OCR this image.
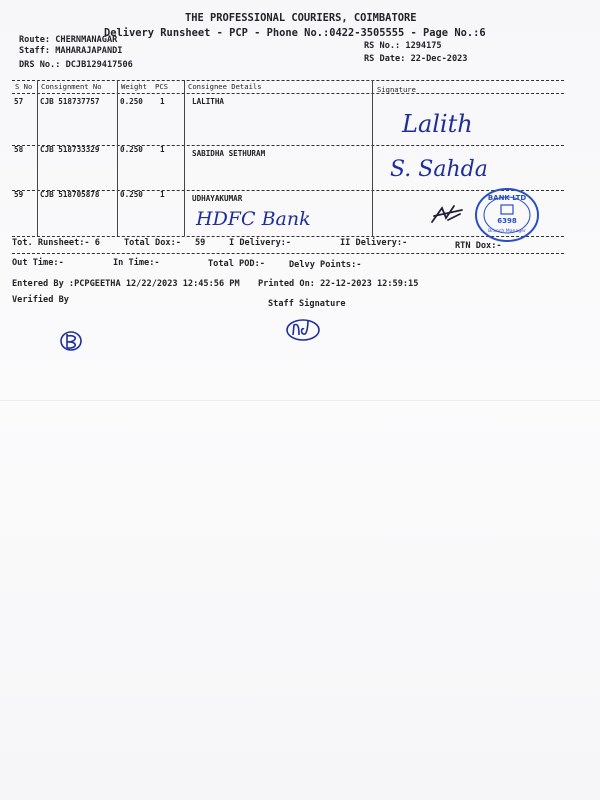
THE PROFESSIONAL COURIERS, COIMBATORE
Delivery Runsheet - PCP - Phone No.:0422-3505555 - Page No.:6
Route: CHERNMANAGAR
Staff: MAHARAJAPANDI
DRS No.: DCJB129417506
RS No.: 1294175
RS Date: 22-Dec-2023
S No Consignment No	Weight PCS	Consignee Details	Signature
57 CJB 518737757	0.250 1	LALITHA
Lalith
58 CJB 518733329	0.250 1	SABIDHA SETHURAM
S. Sahda
59 CJB 518705878	0.250 1	UDHAYAKUMAR
HDFC Bank
BANK LTD
6398
Branch Manager
Tot. Runsheet:- 6	Total Dox:- 59	I Delivery:-	II Delivery:-	RTN Dox:-
Out Time:-	In Time:-	Total POD:-	Delvy Points:-
Entered By :PCPGEETHA 12/22/2023 12:45:56 PM Printed On: 22-12-2023 12:59:15
Verified By	Staff Signature
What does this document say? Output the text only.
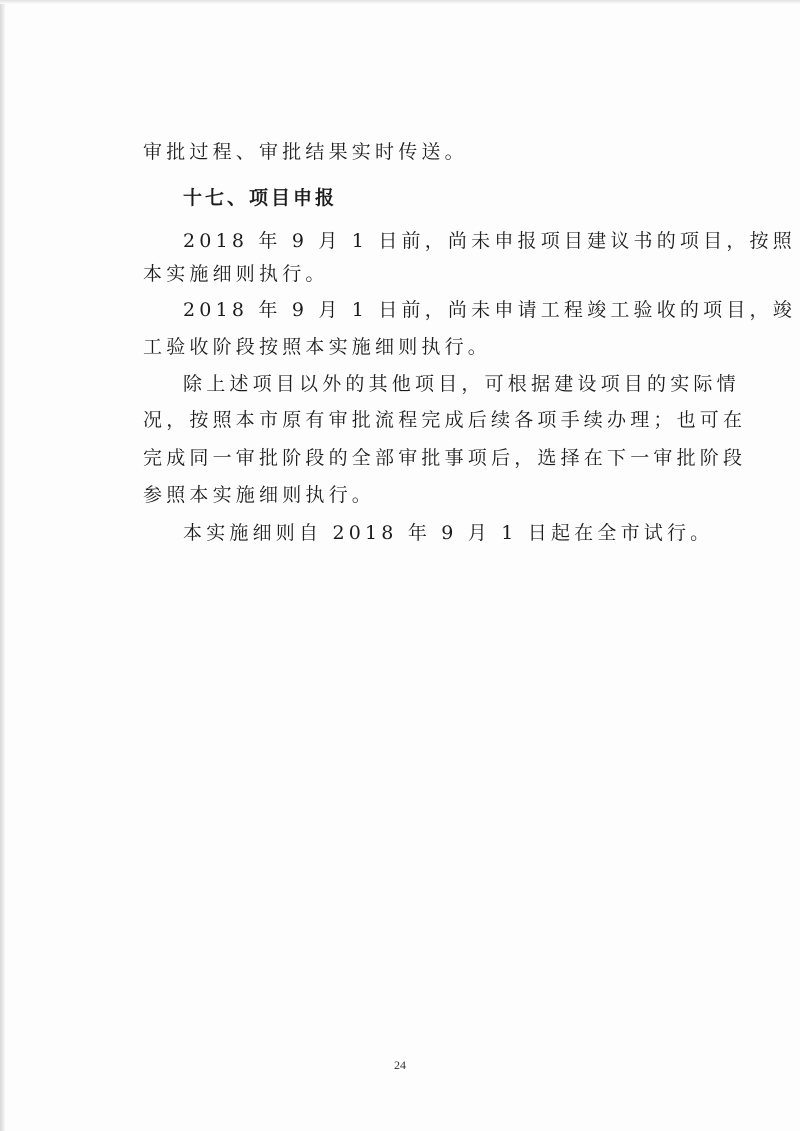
审批过程、审批结果实时传送。
十七、项目申报
2018 年 9 月 1 日前，尚未申报项目建议书的项目，按照
本实施细则执行。
2018 年 9 月 1 日前，尚未申请工程竣工验收的项目，竣
工验收阶段按照本实施细则执行。
除上述项目以外的其他项目，可根据建设项目的实际情
况，按照本市原有审批流程完成后续各项手续办理；也可在
完成同一审批阶段的全部审批事项后，选择在下一审批阶段
参照本实施细则执行。
本实施细则自 2018 年 9 月 1 日起在全市试行。
24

▶ TASK PROMPT:
Retype the data above exactly; pictures are not part of the copy.

▶ SOLUTION FOR THIS TASK:
OCR this image.
THE PROFESSIONAL COURIERS, COIMBATORE
Delivery Runsheet - PCP - Phone No.:0422-3505555 - Page No.:6
Route: CHERNMANAGAR
Staff: MAHARAJAPANDI
DRS No.: DCJB129417506
RS No.: 1294175
RS Date: 22-Dec-2023
S No Consignment No	Weight PCS	Consignee Details	Signature
57 CJB 518737757	0.250 1	LALITHA
Lalith
58 CJB 518733329	0.250 1	SABIDHA SETHURAM
S. Sahda
59 CJB 518705878	0.250 1	UDHAYAKUMAR
HDFC Bank
BANK LTD
6398
Branch Manager
Tot. Runsheet:- 6	Total Dox:- 59	I Delivery:-	II Delivery:-	RTN Dox:-
Out Time:-	In Time:-	Total POD:-	Delvy Points:-
Entered By :PCPGEETHA 12/22/2023 12:45:56 PM Printed On: 22-12-2023 12:59:15
Verified By	Staff Signature
What does this document say? Output the text only.
审批过程、审批结果实时传送。
十七、项目申报
2018 年 9 月 1 日前，尚未申报项目建议书的项目，按照
本实施细则执行。
2018 年 9 月 1 日前，尚未申请工程竣工验收的项目，竣
工验收阶段按照本实施细则执行。
除上述项目以外的其他项目，可根据建设项目的实际情
况，按照本市原有审批流程完成后续各项手续办理；也可在
完成同一审批阶段的全部审批事项后，选择在下一审批阶段
参照本实施细则执行。
本实施细则自 2018 年 9 月 1 日起在全市试行。
24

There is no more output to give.